(Task description):
Could you count the lines in the data that contain "screenshot"? Reply with the number only.

═════ Material supplied ═════

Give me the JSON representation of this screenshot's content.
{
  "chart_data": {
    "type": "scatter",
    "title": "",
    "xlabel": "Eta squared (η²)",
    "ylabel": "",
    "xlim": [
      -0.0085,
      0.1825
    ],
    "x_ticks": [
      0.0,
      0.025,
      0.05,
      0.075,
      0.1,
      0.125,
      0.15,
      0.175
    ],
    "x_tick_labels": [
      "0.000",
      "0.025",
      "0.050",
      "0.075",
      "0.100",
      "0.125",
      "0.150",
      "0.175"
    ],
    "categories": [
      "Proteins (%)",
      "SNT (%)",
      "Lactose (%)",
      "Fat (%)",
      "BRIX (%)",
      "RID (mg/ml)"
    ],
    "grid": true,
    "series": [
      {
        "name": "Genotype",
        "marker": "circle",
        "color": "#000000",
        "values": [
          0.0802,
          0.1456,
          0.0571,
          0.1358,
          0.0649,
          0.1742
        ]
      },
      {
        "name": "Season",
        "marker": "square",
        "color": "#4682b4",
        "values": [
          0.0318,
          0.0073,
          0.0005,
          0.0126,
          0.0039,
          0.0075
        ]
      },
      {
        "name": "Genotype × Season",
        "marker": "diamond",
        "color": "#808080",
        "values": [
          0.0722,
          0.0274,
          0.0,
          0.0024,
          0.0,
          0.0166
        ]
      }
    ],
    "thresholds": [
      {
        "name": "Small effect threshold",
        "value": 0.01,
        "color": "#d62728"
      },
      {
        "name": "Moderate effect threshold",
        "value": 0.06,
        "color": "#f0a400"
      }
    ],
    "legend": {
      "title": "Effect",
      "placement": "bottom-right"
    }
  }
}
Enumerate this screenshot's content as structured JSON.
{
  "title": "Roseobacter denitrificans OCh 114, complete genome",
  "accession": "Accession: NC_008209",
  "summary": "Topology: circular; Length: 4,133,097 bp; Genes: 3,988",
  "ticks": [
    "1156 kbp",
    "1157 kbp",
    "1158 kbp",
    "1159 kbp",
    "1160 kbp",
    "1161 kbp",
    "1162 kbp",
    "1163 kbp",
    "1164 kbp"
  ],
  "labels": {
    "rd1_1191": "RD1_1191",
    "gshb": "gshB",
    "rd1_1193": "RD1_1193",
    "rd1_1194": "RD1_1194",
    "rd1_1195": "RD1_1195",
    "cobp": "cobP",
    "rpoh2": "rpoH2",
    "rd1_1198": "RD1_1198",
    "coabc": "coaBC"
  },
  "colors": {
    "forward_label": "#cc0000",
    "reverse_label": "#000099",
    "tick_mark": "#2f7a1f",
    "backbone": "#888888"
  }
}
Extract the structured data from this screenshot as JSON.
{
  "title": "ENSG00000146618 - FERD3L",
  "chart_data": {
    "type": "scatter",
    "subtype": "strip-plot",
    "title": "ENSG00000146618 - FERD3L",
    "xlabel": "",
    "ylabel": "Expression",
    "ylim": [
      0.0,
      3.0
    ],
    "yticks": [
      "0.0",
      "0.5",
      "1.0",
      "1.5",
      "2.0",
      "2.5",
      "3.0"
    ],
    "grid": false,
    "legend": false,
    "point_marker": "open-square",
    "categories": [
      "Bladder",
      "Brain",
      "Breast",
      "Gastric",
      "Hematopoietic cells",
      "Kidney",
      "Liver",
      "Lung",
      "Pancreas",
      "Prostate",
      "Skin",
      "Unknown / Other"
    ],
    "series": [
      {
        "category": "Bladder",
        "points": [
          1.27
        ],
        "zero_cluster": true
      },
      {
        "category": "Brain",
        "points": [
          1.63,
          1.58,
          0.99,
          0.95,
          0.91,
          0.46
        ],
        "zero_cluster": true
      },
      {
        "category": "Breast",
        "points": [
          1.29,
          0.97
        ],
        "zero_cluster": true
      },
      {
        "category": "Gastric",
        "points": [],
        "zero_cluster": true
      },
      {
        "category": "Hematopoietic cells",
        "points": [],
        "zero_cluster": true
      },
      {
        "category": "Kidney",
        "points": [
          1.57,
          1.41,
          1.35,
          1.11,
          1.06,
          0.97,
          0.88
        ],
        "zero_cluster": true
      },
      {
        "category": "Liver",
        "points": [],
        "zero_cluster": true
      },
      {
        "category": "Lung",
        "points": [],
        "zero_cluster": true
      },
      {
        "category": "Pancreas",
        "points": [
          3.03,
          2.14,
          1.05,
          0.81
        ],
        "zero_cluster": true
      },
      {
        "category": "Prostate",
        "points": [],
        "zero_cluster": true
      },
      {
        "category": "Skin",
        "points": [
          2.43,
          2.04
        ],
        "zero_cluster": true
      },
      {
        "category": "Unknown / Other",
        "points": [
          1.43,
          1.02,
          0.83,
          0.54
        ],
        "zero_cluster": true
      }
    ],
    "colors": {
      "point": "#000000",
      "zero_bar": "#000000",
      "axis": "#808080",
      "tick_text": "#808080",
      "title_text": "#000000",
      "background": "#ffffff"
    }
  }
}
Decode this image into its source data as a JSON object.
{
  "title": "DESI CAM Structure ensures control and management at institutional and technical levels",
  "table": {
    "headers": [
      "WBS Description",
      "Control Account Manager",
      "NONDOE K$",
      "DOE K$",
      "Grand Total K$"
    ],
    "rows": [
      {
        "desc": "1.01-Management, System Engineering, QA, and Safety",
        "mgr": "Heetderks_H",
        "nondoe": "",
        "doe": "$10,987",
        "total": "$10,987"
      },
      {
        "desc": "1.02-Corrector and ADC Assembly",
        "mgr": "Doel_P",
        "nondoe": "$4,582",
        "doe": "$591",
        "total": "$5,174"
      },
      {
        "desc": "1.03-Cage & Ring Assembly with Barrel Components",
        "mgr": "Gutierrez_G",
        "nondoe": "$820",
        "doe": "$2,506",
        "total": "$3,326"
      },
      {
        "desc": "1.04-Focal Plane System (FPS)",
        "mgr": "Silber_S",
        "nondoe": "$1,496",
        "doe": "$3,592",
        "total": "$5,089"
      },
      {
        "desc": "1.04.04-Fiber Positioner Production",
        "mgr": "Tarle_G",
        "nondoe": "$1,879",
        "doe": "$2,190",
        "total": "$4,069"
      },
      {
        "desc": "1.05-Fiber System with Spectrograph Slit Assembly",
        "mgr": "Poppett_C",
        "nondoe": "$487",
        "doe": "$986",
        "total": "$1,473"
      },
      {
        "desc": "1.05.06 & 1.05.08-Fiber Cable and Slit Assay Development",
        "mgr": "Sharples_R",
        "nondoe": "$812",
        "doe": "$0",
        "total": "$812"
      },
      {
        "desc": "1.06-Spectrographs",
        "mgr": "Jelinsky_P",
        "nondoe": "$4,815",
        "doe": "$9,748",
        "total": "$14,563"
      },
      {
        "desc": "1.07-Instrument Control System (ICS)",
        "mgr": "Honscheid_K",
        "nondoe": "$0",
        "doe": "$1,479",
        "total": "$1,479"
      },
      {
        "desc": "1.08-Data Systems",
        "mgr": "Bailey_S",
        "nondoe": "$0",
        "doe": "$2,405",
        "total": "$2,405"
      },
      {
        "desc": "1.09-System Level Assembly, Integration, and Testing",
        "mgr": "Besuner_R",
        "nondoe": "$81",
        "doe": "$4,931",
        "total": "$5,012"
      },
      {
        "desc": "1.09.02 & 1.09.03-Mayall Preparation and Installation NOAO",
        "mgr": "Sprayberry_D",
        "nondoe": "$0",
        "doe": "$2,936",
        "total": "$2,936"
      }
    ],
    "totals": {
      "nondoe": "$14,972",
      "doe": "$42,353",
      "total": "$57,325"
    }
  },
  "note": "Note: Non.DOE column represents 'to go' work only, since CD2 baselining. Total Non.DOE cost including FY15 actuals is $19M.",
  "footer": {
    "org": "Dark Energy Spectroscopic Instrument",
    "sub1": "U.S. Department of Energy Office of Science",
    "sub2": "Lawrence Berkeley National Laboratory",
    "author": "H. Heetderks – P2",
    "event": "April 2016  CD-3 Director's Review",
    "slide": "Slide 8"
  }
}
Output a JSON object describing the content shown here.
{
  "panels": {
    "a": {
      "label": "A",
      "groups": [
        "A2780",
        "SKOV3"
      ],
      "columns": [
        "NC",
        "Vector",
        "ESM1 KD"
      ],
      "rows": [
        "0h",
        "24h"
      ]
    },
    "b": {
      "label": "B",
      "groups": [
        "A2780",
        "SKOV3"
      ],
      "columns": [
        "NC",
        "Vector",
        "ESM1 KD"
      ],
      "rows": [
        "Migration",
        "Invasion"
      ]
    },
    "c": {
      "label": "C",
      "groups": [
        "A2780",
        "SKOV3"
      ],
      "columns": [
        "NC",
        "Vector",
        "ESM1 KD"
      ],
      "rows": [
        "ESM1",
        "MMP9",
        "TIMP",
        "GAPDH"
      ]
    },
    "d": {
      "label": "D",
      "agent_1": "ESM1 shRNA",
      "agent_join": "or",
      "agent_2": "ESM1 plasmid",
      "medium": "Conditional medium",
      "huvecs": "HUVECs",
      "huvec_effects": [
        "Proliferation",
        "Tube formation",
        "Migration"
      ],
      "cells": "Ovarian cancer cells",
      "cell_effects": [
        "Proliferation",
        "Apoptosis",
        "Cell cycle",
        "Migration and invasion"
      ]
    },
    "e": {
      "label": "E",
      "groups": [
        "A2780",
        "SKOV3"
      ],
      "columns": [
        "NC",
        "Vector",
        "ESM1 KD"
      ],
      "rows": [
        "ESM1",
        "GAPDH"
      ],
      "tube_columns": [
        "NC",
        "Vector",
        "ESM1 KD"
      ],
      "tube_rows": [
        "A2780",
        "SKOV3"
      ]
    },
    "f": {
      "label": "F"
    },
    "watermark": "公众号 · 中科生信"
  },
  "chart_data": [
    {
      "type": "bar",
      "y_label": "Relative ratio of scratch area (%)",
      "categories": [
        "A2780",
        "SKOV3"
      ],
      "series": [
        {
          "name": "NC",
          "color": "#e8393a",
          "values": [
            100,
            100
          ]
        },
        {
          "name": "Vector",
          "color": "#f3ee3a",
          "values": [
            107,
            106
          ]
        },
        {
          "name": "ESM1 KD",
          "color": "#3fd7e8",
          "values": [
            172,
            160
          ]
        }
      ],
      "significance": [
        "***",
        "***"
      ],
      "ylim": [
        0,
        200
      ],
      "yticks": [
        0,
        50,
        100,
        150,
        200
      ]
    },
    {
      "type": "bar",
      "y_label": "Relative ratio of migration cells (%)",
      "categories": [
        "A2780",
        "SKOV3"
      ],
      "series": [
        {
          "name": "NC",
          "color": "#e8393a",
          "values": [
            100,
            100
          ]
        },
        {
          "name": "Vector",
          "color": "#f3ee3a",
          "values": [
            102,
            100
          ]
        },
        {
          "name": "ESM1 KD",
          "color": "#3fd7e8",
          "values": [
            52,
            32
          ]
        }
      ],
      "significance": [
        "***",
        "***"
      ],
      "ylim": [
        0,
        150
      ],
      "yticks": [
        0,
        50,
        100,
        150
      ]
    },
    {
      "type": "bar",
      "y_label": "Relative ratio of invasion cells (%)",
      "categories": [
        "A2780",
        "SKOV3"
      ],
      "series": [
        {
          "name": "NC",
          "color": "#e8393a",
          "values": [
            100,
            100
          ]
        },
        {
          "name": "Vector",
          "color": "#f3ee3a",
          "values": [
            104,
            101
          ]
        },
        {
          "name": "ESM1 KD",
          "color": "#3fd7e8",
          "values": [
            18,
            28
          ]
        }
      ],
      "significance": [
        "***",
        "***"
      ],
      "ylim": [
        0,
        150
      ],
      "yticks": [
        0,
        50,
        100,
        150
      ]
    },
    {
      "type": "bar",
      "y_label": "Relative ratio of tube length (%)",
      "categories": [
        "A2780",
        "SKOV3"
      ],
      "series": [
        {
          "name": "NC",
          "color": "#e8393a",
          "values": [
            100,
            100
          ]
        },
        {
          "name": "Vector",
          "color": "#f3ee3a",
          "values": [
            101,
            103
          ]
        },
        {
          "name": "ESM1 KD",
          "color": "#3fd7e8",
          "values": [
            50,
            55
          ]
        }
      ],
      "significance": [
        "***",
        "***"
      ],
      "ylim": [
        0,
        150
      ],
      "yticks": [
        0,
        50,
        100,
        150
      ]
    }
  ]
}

═════

(Solution to this problem):
3